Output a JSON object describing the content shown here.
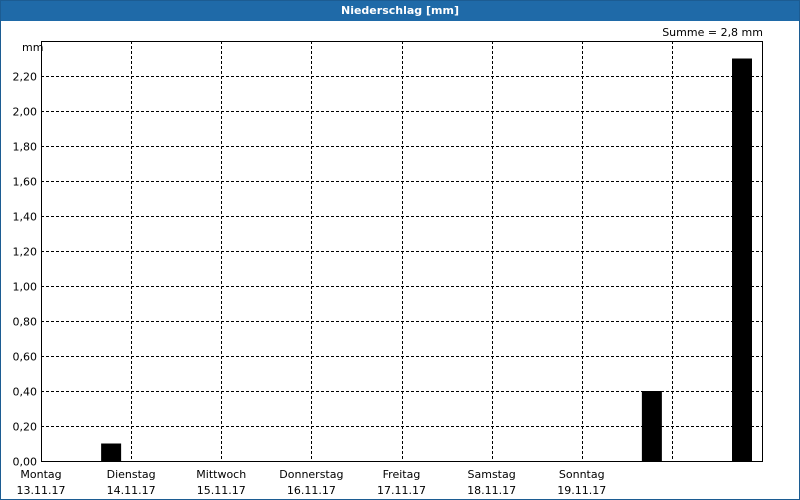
{
  "header": {
    "title": "Niederschlag [mm]"
  },
  "summary": "Summe = 2,8 mm",
  "chart_data": {
    "type": "bar",
    "title": "Niederschlag [mm]",
    "ylabel": "mm",
    "ylim": [
      0,
      2.4
    ],
    "yticks": [
      "0,00",
      "0,20",
      "0,40",
      "0,60",
      "0,80",
      "1,00",
      "1,20",
      "1,40",
      "1,60",
      "1,80",
      "2,00",
      "2,20"
    ],
    "grid": true,
    "categories": [
      {
        "day": "Montag",
        "date": "13.11.17"
      },
      {
        "day": "Dienstag",
        "date": "14.11.17"
      },
      {
        "day": "Mittwoch",
        "date": "15.11.17"
      },
      {
        "day": "Donnerstag",
        "date": "16.11.17"
      },
      {
        "day": "Freitag",
        "date": "17.11.17"
      },
      {
        "day": "Samstag",
        "date": "18.11.17"
      },
      {
        "day": "Sonntag",
        "date": "19.11.17"
      },
      {
        "day": "",
        "date": ""
      }
    ],
    "values": [
      0.1,
      0,
      0,
      0,
      0,
      0,
      0.4,
      2.3
    ],
    "bar_color": "#000000"
  }
}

----------------

*AIM:*
Restate the data above exactly, stripping out each image.

*IN RESPONSE:*
Output a JSON object describing the content shown here.
{
  "header": {
    "title": "Niederschlag [mm]"
  },
  "summary": "Summe = 2,8 mm",
  "chart_data": {
    "type": "bar",
    "title": "Niederschlag [mm]",
    "ylabel": "mm",
    "ylim": [
      0,
      2.4
    ],
    "yticks": [
      "0,00",
      "0,20",
      "0,40",
      "0,60",
      "0,80",
      "1,00",
      "1,20",
      "1,40",
      "1,60",
      "1,80",
      "2,00",
      "2,20"
    ],
    "grid": true,
    "categories": [
      {
        "day": "Montag",
        "date": "13.11.17"
      },
      {
        "day": "Dienstag",
        "date": "14.11.17"
      },
      {
        "day": "Mittwoch",
        "date": "15.11.17"
      },
      {
        "day": "Donnerstag",
        "date": "16.11.17"
      },
      {
        "day": "Freitag",
        "date": "17.11.17"
      },
      {
        "day": "Samstag",
        "date": "18.11.17"
      },
      {
        "day": "Sonntag",
        "date": "19.11.17"
      },
      {
        "day": "",
        "date": ""
      }
    ],
    "values": [
      0.1,
      0,
      0,
      0,
      0,
      0,
      0.4,
      2.3
    ],
    "bar_color": "#000000"
  }
}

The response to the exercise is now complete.